• _Instruction_
Locate the word "this" in the entries below, then gather every line that holds it.

* Begin Input rows *

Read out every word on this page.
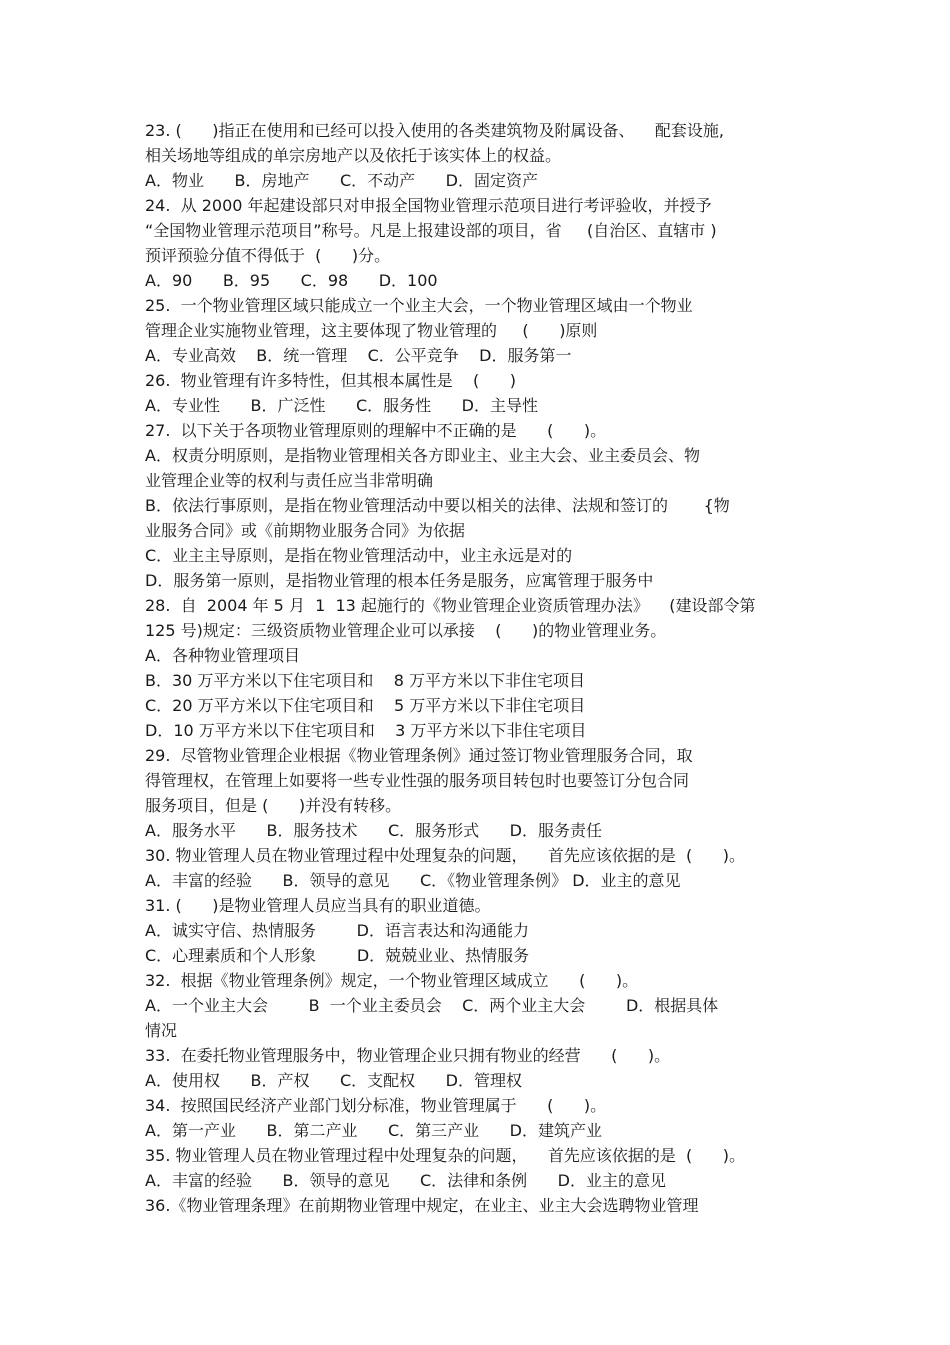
23. (      )指正在使用和已经可以投入使用的各类建筑物及附属设备、    配套设施,
相关场地等组成的单宗房地产以及依托于该实体上的权益。
A．物业      B．房地产      C．不动产      D．固定资产
24.  从 2000 年起建设部只对申报全国物业管理示范项目进行考评验收，并授予
“全国物业管理示范项目”称号。凡是上报建设部的项目，省     (自治区、直辖市 )
预评预验分值不得低于  (      )分。
A．90      B．95      C．98      D．100
25.  一个物业管理区域只能成立一个业主大会，一个物业管理区域由一个物业
管理企业实施物业管理，这主要体现了物业管理的     (      )原则
A．专业高效    B．统一管理    C．公平竞争    D．服务第一
26.  物业管理有许多特性，但其根本属性是    (      )
A．专业性      B．广泛性      C．服务性      D．主导性
27.  以下关于各项物业管理原则的理解中不正确的是      (      )。
A．权责分明原则，是指物业管理相关各方即业主、业主大会、业主委员会、物
业管理企业等的权利与责任应当非常明确
B．依法行事原则，是指在物业管理活动中要以相关的法律、法规和签订的       {物
业服务合同》或《前期物业服务合同》为依据
C．业主主导原则，是指在物业管理活动中，业主永远是对的
D．服务第一原则，是指物业管理的根本任务是服务，应寓管理于服务中
28.  自  2004 年 5 月  1  13 起施行的《物业管理企业资质管理办法》    (建设部令第
125 号)规定：三级资质物业管理企业可以承接    (      )的物业管理业务。
A．各种物业管理项目
B．30 万平方米以下住宅项目和    8 万平方米以下非住宅项目
C．20 万平方米以下住宅项目和    5 万平方米以下非住宅项目
D．10 万平方米以下住宅项目和    3 万平方米以下非住宅项目
29.  尽管物业管理企业根据《物业管理条例》通过签订物业管理服务合同，取
得管理权，在管理上如要将一些专业性强的服务项目转包时也要签订分包合同
服务项目，但是 (      )并没有转移。
A．服务水平      B．服务技术      C．服务形式      D．服务责任
30. 物业管理人员在物业管理过程中处理复杂的问题，    首先应该依据的是  (      )。
A．丰富的经验      B．领导的意见      C．《物业管理条例》 D．业主的意见
31. (      )是物业管理人员应当具有的职业道德。
A．诚实守信、热情服务        D．语言表达和沟通能力
C．心理素质和个人形象        D．兢兢业业、热情服务
32.  根据《物业管理条例》规定，一个物业管理区域成立      (      )。
A．一个业主大会        B  一个业主委员会    C．两个业主大会        D．根据具体
情况
33.  在委托物业管理服务中，物业管理企业只拥有物业的经营      (      )。
A．使用权      B．产权      C．支配权      D．管理权
34.  按照国民经济产业部门划分标准，物业管理属于      (      )。
A．第一产业      B．第二产业      C．第三产业      D．建筑产业
35. 物业管理人员在物业管理过程中处理复杂的问题，    首先应该依据的是  (      )。
A．丰富的经验      B．领导的意见      C．法律和条例      D．业主的意见
36.《物业管理条理》在前期物业管理中规定，在业主、业主大会选聘物业管理
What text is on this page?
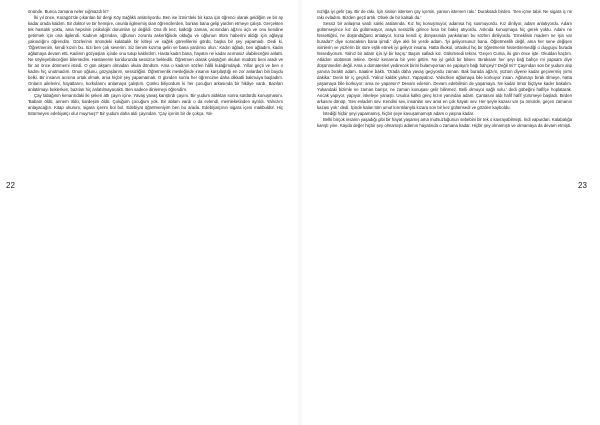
22

önünde. Bunca zamana neler sığmazdı ki?

İki yıl önce, Karagöz'de çıkarılan bir dergi Köy Sağlıklı anlatılıyordu. Ben ise İzmir'deki bir kaza için öğrenci olarak geldiğim ve bir ay kadar orada kaldım. Bir doktor ve bir hemşire, onunla ilgilenmiş olan öğrencilerden, bunları bana gelip yardım etmeye çalıştı. Gerçekten tek hastalık yoktu, ama hepsinin psikolojik durumları iyi değildi. Ona ilk kez, kalktığı zaman, acısından ağzını açtı ve onu kendine getirmek için ona ilgilendi. Kadının ağzından, oğlunun zorunlu askerliğinde olduğu ve oğlunun ölüm haberini aldığı için ağlayıp yakındığını öğrendim. Gözlerinin önündeki kalabalık bir kitleyi ve sağlık görevlilerini gördü, başka bir şey yapamadı. Dedi ki, 'Öğretmenim, kendi kızım bu. Sizi ben çok severim. Siz benim kızıma gelin ve bana yardımcı olun.' Kadın ağladı, ben ağladım, kadın ağlamaya devam etti. Kadının gözyaşları içinde onu tutup kaldırdım. Hasta kadın bana, hayatın ne kadar acımasız olabileceğini anlattı. Ne söyleyebileceğimi bilemedim. Hastanenin koridorunda sessizce bekledik. Öğretmen olarak çalıştığım okulun müdürü beni aradı ve bir an önce dönmemi istedi. O gün akşam olmadan okula döndüm. Ama o kadının sözleri hâlâ kulağımdaydı. Yıllar geçti ve ben o kadını hiç unutmadım. Onun oğlunu, gözyaşlarını, sessizliğini. Öğretmenlik mesleğinde insanın karşılaştığı en zor anlardan biri buydu belki. Bir insanın acısına ortak olmak, ama hiçbir şey yapamamak. O günden sonra her öğrencime daha dikkatli bakmaya başladım. Onların ailelerini, hayatlarını, korkularını anlamaya çalıştım. Çünkü biliyordum ki her çocuğun arkasında bir hikâye vardı. Bazıları anlatılmayı beklerken, bazıları hiç anlatılmayacaktı. Ben sadece dinlemeyi öğrendim.

Çay tabağının kenarındaki iki şekeri attı çayın içine. Yavaş yavaş karıştırdı çayını. Bir yudum aldıktan sonra sürdürdü konuşmasını. 'Babam öldü, annem öldü, kardeşim öldü. Çoluğum çocuğum yok. Bir ablam vardı o da evlendi, memleketinden ayrıldı. Yalnızım anlayacağın. Kitap okurum, sigara içerim bol bol. Edebiyat öğretmeniyim ben bu arada. Edebiyatçının sigara içeni makbuldür. Hiç tütürmeyen edebiyatçı olur muymuş?' Bir yudum daha aldı çayından. 'Çay içerim bir de çokça. Yal-

nızlığa iyi gelir çay. Bir de rakı. İçin sisinin istersen çay içersin, yarısın istersen rakı.' Duraksadı birden. 'Sen içme tabii. Ne sigara iç ne rakı evladım. Bizden geçti artık. Olsek de bir kalsak da.'

Sessiz bir anlaşma vardı sanki aralarında. Kız hiç konuşmuyor, adamsa hiç susmuyordu. Kız dinliyor, adam anlatıyordu. Adam gülümseyince kız da gülümsüyor, araya sessizlik girince kısa bir bakış atıyordu. Aslında konuşmaya hiç gerek yoktu. Adam ne hissettiğini, ne düşündüğünü anlatıyor, kızsa kendi iç dünyasında yankılanan bu sözleri dinliyordu. 'Emeklisin madem ne işin var burada?' diye soracaksın bana şimdi.' diye aklı bir yerde adam. 'İyi geliyorsunuz bana. Öğretmenlik değil, ama her sene değişen isimlerin ve yüzlerin bir süre eşlik etmek iyi geliyor insana. Hatta ilkokul, ortaokul hiç bir öğretmenin hissettiremediği o duyguyu burada hissediyorum. Yalnız bir adam için iyi bir kaçış.' Başını salladı kız. Gülümsedi tekrar. 'Geçen Cuma, iki gün önce işte. Okuldan kaçtım. Atladım otobüsün tekine. Deniz kenarına bir yere gittim. Ne iyi geldi bir bilsen. Bıraksam her şeyi bağ bahçe mi yapsam diye düşünmedim değil. Ama o domatesleri yedirecek birini bulamıyorsan ne yapayım bağı bahçeyi? Değil mi?' Çayından son bir yudum alıp yanına bıraktı adam. Saatine baktı. 'Orada daha yavaş geçiyordu zaman. Bak burada ağzım, yüzüm diyene kadar geçivermiş yirmi dakika.' Derin bir iç geçirdi. 'Yalnız kaldık yalnız. Yapayalnız. Yalnızken ağlamaya bile korkuyor insan. Ağlamayı bırak ölmeye, hatta yaşamaya bile korkuyor; ama ne yaparsın? Devam edersin. Devam edebilirsin de yaşamaya. Ne kadar ömür biçtiyse kader bakalım. Yukarıdaki bizimle ne zaman barışır, ne zaman konuşası gelir bilinmez. Belli olmuyor sağlı solu.' dedi göbeğini hafifçe hoplatarak. Ancak yapıyor, yapıyor, iskeleye yanaştı. Usulca kalktı genç kızın yanından adam. Çantasını aldı hafif hafif yürümeye başladı. Birden arkasını dönüp, 'Sev evladım sev. Kendini sev, insanları sev ama en çok hayatı sev. Her şeyin kazası var şu ömürde, geçen zamanın kazası yok.' dedi. İçinde kalan tüm umut kırıntılarıyla kızara son bir kez gülümsedi ve gözden kayboldu.

İstediği hiçbir şeyi yapamamış, hiçbir şeye kavuşamamıştı adam o yaşına kadar.

Belki birçok insanın yaşadığı gibi bir hayat yaşamış ama mutsuzluğunun sebebini bir tek o kavrayabilmişti. İndi vapurdan. Kalabalığa karıştı yine. Kayda değer hiçbir şey olmamıştı adamın hayatında o zamana kadar. Hiçbir şey olmamıştı ve olmamaya da devam etmişti.

23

* End Input rows *

• _The result_
Read out every word on this page.
What text is on this page?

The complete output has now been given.